Challenge =>
Below are some records. Copy every line in them that holds "icon".

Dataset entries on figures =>

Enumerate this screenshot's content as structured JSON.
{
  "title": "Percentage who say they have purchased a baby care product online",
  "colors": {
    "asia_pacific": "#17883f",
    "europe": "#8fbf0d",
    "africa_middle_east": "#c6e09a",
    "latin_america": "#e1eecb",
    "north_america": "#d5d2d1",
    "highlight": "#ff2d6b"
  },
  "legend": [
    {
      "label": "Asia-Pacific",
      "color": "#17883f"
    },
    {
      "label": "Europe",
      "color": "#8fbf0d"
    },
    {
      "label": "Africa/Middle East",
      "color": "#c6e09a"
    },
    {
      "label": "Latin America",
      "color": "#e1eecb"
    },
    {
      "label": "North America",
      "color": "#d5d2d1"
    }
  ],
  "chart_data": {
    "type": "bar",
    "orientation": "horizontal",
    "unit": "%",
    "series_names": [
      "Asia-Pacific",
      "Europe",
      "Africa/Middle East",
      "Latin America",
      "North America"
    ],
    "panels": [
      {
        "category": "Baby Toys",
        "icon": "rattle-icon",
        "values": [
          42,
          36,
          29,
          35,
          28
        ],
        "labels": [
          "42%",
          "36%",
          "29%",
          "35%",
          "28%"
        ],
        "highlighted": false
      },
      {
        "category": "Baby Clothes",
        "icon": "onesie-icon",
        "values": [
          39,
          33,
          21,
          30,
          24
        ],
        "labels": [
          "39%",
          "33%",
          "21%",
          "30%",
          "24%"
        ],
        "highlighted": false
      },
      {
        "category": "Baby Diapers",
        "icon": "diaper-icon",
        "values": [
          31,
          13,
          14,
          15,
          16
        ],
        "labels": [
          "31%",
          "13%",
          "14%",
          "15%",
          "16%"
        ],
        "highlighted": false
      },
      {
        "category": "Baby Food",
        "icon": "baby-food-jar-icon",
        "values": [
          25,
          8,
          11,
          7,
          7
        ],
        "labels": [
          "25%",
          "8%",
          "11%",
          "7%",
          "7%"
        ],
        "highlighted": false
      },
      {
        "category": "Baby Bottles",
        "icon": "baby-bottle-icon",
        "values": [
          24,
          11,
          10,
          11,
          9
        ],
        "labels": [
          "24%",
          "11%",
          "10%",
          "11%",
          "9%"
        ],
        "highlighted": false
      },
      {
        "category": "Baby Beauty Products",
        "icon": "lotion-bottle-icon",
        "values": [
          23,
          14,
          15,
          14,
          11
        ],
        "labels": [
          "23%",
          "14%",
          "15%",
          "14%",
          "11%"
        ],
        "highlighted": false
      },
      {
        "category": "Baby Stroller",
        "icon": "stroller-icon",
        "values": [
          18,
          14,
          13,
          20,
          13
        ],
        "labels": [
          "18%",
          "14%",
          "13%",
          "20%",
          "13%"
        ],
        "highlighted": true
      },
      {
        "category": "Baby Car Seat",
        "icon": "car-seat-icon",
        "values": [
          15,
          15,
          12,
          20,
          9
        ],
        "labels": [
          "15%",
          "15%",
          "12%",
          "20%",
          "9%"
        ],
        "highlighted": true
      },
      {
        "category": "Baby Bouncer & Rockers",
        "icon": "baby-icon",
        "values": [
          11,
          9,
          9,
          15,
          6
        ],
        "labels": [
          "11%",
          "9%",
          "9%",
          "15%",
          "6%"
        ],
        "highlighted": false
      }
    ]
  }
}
--
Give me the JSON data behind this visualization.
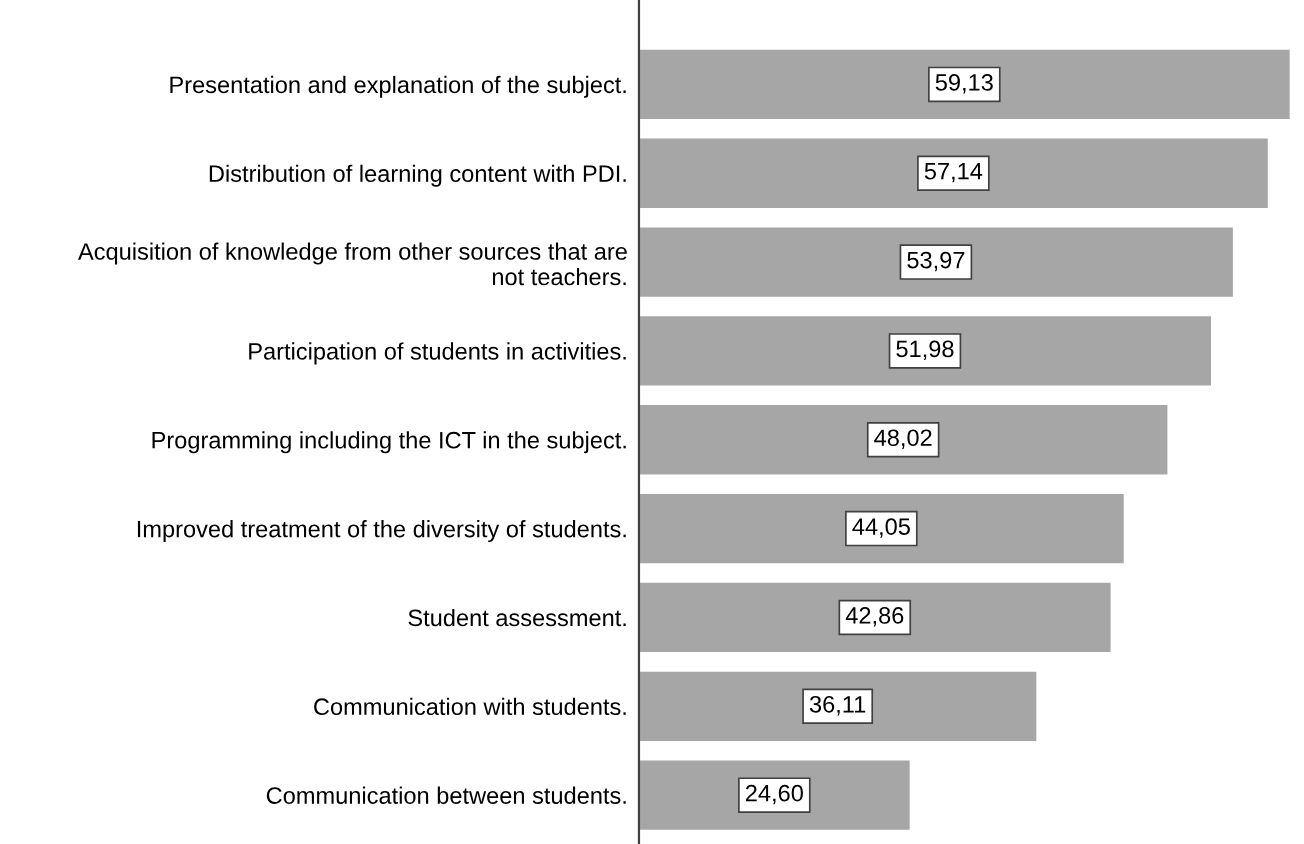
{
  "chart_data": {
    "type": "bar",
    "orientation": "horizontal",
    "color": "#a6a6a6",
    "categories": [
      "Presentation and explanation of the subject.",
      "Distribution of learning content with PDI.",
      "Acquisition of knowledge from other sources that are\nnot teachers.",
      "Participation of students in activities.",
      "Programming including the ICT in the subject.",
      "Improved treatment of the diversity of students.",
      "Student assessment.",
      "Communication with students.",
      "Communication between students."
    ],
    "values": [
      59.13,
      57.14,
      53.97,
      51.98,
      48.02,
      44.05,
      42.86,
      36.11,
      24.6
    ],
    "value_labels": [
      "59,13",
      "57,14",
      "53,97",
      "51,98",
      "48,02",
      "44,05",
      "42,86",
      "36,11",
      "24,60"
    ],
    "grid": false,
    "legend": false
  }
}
--
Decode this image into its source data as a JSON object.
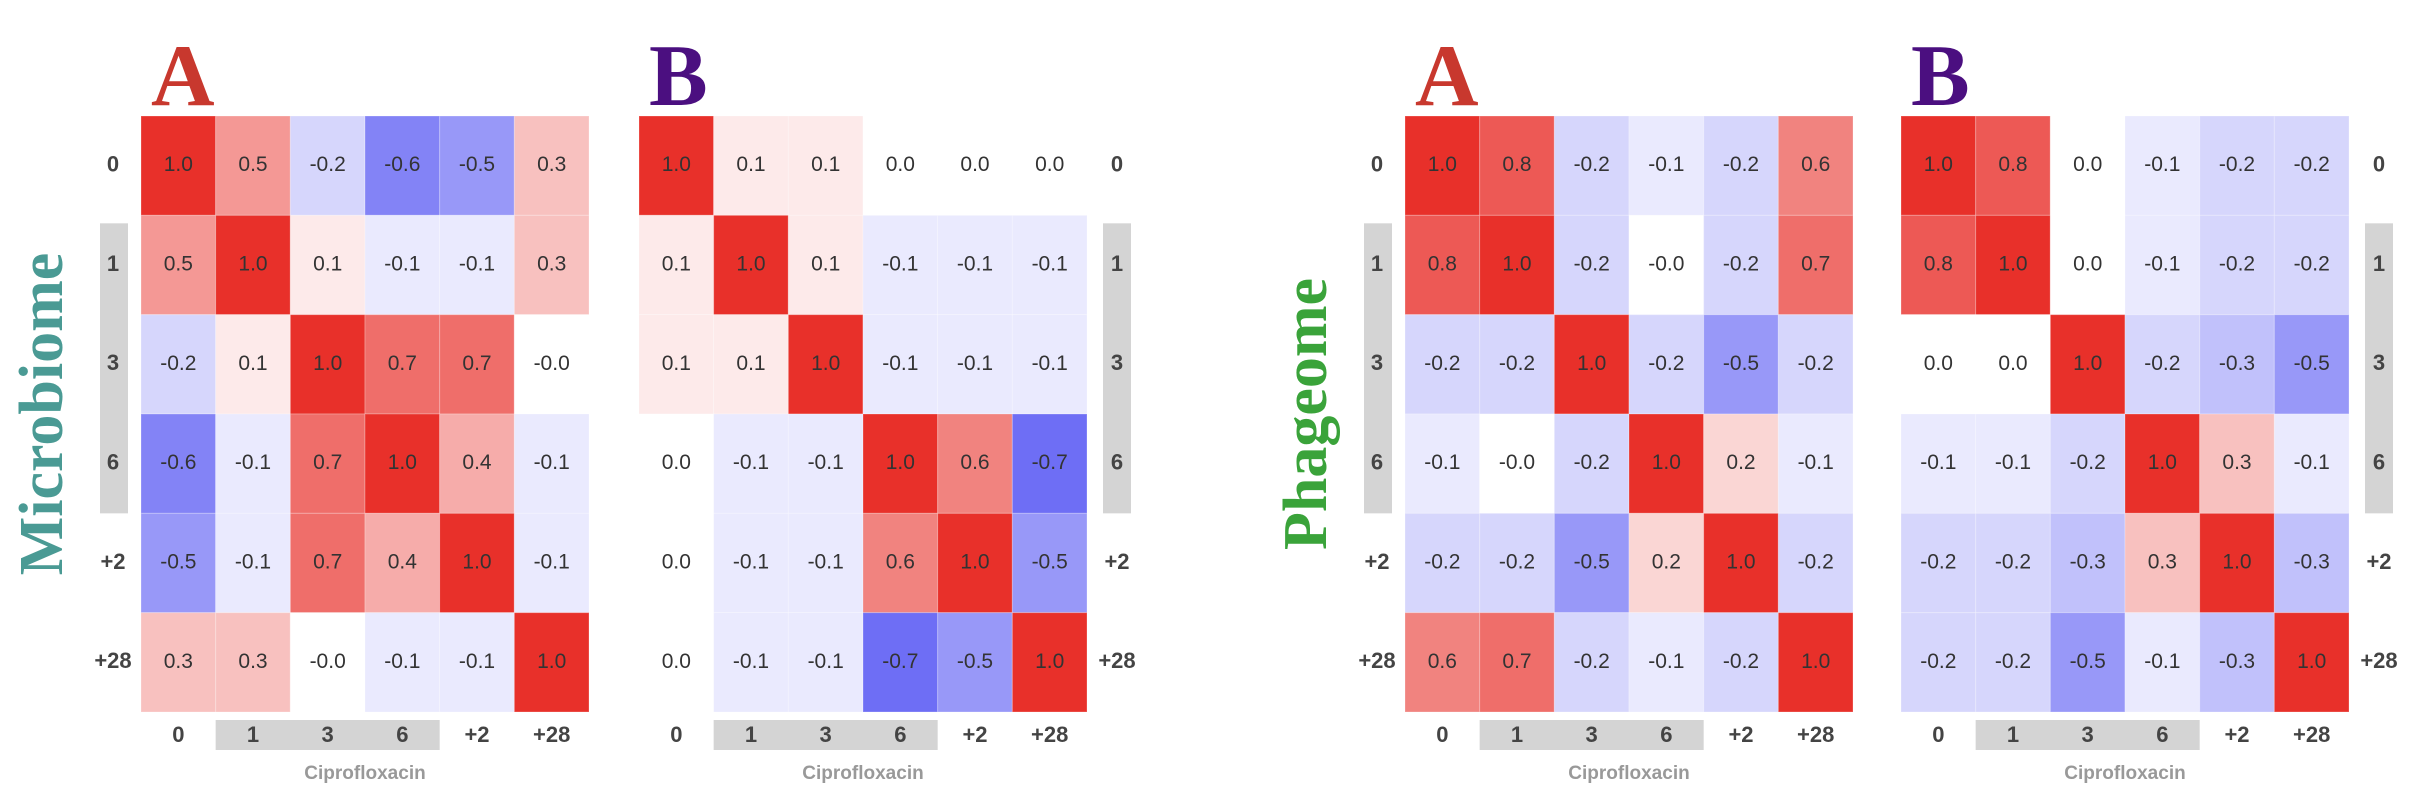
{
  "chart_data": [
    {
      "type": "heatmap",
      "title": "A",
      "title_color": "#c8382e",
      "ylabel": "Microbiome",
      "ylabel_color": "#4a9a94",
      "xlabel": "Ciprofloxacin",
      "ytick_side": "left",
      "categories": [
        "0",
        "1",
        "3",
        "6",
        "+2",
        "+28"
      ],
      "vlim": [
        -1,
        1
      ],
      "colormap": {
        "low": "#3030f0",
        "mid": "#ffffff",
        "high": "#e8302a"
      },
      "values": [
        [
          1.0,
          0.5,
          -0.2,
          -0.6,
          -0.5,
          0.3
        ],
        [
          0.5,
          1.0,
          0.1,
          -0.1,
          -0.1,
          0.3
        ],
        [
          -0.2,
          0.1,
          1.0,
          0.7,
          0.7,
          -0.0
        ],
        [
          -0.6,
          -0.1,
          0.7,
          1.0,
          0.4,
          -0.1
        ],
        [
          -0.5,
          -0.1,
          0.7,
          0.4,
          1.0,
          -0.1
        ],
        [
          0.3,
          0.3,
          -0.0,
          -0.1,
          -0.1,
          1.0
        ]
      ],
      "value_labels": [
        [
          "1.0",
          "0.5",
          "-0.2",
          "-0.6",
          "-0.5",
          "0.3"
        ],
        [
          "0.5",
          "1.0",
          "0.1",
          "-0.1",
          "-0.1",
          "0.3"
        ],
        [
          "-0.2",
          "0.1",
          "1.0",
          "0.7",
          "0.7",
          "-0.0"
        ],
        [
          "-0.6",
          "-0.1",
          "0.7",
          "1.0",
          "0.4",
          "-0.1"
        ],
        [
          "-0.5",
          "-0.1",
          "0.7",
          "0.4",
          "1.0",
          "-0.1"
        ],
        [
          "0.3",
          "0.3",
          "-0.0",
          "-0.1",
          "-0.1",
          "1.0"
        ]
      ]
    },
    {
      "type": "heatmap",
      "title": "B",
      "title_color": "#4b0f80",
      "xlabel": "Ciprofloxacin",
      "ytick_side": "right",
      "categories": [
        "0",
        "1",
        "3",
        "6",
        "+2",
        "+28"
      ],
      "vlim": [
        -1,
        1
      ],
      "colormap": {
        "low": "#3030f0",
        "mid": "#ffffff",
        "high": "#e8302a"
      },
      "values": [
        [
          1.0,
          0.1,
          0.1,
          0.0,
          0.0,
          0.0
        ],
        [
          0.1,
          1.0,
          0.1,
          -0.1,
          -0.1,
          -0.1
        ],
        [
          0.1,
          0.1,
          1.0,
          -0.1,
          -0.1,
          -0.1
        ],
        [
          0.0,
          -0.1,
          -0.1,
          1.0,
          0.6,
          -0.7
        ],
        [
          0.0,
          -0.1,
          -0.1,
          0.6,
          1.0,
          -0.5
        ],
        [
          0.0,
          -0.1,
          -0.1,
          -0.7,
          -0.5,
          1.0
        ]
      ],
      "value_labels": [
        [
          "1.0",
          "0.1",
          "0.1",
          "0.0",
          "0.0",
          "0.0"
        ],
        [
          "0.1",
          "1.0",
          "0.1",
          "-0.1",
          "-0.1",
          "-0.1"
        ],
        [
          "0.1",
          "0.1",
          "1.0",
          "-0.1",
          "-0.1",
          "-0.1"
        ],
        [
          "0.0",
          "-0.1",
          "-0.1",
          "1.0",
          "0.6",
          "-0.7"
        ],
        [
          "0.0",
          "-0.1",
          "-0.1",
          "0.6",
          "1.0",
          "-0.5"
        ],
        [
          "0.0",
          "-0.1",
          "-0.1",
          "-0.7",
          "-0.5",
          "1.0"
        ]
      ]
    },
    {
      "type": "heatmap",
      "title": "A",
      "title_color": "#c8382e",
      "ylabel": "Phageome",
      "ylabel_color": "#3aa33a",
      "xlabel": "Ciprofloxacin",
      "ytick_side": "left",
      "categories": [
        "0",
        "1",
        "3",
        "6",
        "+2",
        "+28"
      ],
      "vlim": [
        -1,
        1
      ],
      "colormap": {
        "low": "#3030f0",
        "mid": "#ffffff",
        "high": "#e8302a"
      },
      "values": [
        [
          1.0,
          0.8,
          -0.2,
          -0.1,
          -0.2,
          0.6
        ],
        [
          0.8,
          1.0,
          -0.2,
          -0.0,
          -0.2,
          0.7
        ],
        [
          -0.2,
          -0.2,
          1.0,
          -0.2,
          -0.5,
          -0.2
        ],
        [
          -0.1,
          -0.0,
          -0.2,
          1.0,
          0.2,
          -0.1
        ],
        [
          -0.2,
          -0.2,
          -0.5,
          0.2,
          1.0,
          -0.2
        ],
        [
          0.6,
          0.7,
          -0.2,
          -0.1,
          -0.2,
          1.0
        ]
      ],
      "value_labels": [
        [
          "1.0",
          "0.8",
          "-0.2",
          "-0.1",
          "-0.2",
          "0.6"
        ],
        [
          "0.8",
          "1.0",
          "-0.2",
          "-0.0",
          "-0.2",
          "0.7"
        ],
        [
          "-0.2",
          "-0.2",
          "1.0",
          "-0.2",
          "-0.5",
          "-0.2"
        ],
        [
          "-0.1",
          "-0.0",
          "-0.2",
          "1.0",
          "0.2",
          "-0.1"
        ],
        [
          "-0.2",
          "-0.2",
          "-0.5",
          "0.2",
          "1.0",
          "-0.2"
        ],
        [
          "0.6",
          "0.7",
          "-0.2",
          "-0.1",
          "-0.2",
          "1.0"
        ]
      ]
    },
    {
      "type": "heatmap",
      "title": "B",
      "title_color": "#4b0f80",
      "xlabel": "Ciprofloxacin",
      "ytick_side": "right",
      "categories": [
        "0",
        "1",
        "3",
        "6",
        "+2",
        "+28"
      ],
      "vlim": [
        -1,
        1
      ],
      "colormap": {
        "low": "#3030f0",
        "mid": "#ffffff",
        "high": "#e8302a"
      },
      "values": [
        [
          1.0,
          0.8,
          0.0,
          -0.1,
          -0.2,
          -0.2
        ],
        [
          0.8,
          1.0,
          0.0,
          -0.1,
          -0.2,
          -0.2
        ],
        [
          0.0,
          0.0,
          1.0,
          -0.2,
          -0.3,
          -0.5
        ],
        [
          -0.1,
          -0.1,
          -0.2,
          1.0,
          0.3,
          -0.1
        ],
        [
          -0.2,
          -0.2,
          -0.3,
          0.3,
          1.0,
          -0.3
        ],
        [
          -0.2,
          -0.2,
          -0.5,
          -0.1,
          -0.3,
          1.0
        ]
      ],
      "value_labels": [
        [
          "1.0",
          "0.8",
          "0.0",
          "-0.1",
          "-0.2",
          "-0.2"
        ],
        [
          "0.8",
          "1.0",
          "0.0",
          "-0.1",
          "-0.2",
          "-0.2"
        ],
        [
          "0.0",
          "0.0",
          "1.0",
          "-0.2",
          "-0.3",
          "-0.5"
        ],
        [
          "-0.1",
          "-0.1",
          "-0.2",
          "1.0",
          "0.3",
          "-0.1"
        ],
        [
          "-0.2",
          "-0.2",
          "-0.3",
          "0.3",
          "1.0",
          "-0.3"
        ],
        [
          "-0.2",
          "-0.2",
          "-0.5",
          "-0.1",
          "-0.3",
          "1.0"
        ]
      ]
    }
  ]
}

Output of the exercise =>
        "icon": "rattle-icon",
        "icon": "onesie-icon",
        "icon": "diaper-icon",
        "icon": "baby-food-jar-icon",
        "icon": "baby-bottle-icon",
        "icon": "lotion-bottle-icon",
        "icon": "stroller-icon",
        "icon": "car-seat-icon",
        "icon": "baby-icon",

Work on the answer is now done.